◆ SET TASK:
Your task is to output the entries below word for word.

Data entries
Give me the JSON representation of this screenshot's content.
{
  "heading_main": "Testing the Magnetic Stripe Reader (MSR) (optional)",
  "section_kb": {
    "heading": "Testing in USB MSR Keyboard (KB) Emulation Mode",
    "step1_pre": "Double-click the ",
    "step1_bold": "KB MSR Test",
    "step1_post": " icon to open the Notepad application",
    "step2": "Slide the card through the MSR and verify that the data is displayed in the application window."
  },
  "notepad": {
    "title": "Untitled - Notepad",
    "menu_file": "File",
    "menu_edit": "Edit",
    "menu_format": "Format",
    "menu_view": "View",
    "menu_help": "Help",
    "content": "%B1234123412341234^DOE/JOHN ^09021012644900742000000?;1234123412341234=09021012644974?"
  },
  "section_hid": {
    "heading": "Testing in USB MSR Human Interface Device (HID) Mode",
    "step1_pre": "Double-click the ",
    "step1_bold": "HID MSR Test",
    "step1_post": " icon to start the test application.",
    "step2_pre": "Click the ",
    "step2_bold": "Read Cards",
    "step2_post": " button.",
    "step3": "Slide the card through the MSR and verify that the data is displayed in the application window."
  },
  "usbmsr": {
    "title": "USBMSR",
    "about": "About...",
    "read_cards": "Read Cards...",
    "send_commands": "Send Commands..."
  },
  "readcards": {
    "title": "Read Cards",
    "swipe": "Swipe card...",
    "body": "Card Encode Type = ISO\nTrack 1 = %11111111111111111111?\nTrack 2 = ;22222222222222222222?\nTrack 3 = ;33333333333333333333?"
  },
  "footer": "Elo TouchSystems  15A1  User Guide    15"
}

◆ OUTPUT FOR THIS TASK:
Give me the JSON representation of this screenshot's content.
{
  "heading_main": "Testing the Magnetic Stripe Reader (MSR) (optional)",
  "section_kb": {
    "heading": "Testing in USB MSR Keyboard (KB) Emulation Mode",
    "step1_pre": "Double-click the ",
    "step1_bold": "KB MSR Test",
    "step1_post": " icon to open the Notepad application",
    "step2": "Slide the card through the MSR and verify that the data is displayed in the application window."
  },
  "notepad": {
    "title": "Untitled - Notepad",
    "menu_file": "File",
    "menu_edit": "Edit",
    "menu_format": "Format",
    "menu_view": "View",
    "menu_help": "Help",
    "content": "%B1234123412341234^DOE/JOHN ^09021012644900742000000?;1234123412341234=09021012644974?"
  },
  "section_hid": {
    "heading": "Testing in USB MSR Human Interface Device (HID) Mode",
    "step1_pre": "Double-click the ",
    "step1_bold": "HID MSR Test",
    "step1_post": " icon to start the test application.",
    "step2_pre": "Click the ",
    "step2_bold": "Read Cards",
    "step2_post": " button.",
    "step3": "Slide the card through the MSR and verify that the data is displayed in the application window."
  },
  "usbmsr": {
    "title": "USBMSR",
    "about": "About...",
    "read_cards": "Read Cards...",
    "send_commands": "Send Commands..."
  },
  "readcards": {
    "title": "Read Cards",
    "swipe": "Swipe card...",
    "body": "Card Encode Type = ISO\nTrack 1 = %11111111111111111111?\nTrack 2 = ;22222222222222222222?\nTrack 3 = ;33333333333333333333?"
  },
  "footer": "Elo TouchSystems  15A1  User Guide    15"
}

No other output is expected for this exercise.